(EXERCISE TASK):
Filter the records below down to lines containing "heading".

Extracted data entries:
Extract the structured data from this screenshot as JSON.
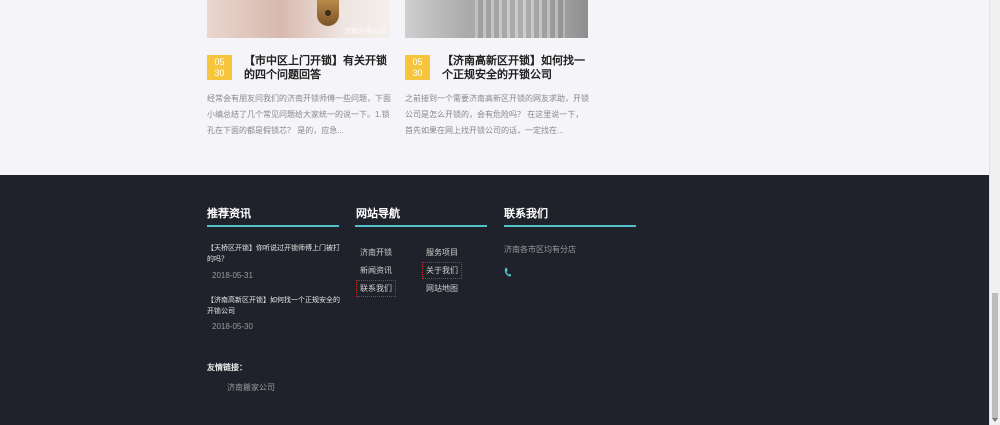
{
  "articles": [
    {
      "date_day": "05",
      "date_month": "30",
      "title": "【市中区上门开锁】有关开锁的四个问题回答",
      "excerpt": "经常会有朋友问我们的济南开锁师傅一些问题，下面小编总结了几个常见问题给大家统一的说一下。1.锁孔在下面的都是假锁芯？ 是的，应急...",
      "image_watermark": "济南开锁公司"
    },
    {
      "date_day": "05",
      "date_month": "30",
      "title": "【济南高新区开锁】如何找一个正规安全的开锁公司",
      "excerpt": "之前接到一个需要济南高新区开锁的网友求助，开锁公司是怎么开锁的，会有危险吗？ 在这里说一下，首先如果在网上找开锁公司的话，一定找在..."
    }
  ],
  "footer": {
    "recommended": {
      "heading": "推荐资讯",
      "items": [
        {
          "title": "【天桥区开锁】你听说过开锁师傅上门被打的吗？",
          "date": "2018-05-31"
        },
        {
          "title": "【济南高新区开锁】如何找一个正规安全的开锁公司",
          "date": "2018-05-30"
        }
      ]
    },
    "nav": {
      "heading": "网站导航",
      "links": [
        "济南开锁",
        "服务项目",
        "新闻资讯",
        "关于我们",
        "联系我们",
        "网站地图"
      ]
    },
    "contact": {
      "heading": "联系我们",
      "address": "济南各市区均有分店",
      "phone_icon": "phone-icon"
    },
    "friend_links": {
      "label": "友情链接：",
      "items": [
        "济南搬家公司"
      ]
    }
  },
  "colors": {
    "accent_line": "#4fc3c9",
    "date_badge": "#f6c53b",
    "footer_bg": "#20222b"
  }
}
--
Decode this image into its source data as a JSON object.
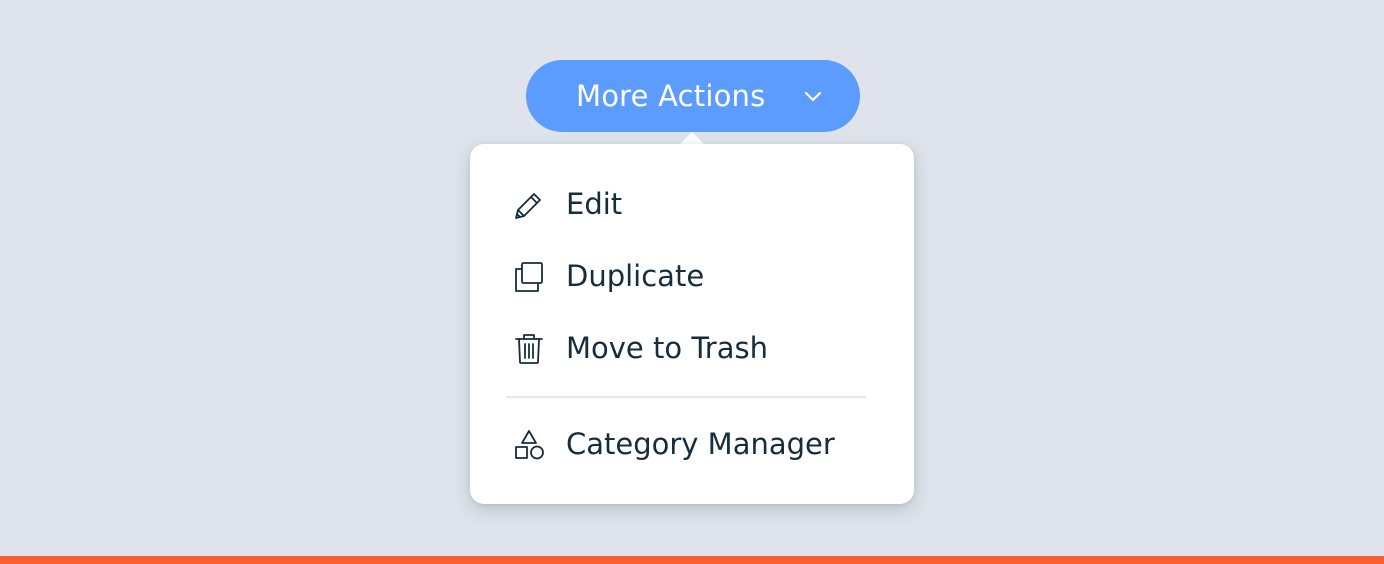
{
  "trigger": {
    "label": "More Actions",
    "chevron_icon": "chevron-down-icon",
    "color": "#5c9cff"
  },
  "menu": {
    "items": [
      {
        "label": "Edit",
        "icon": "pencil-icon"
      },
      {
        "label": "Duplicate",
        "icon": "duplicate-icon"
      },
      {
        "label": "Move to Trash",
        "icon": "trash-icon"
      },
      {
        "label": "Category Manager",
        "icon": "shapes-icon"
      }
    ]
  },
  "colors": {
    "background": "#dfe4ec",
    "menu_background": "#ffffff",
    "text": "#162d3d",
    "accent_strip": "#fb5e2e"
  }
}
...
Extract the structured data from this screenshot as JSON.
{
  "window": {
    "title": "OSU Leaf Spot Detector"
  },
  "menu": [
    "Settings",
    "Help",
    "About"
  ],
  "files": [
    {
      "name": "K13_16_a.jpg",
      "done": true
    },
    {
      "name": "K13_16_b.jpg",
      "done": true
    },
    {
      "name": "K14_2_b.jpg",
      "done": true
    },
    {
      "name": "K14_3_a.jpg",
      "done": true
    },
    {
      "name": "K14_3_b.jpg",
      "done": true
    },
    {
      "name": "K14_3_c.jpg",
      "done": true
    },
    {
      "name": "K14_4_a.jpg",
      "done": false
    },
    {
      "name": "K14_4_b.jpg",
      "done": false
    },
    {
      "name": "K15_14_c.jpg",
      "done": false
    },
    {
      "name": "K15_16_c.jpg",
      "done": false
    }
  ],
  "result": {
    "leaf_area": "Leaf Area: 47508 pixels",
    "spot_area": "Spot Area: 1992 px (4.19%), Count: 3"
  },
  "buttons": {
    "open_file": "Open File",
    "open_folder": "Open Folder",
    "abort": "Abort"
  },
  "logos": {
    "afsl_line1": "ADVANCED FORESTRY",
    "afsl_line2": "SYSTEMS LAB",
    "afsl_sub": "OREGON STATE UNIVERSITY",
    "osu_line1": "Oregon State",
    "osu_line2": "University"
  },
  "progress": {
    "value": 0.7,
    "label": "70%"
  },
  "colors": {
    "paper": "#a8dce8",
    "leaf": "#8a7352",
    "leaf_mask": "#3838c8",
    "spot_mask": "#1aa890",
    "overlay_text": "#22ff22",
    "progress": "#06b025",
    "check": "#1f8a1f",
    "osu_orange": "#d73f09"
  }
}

(IN RESPONSE):
      "heading": "推荐资讯",
      "heading": "网站导航",
      "heading": "联系我们",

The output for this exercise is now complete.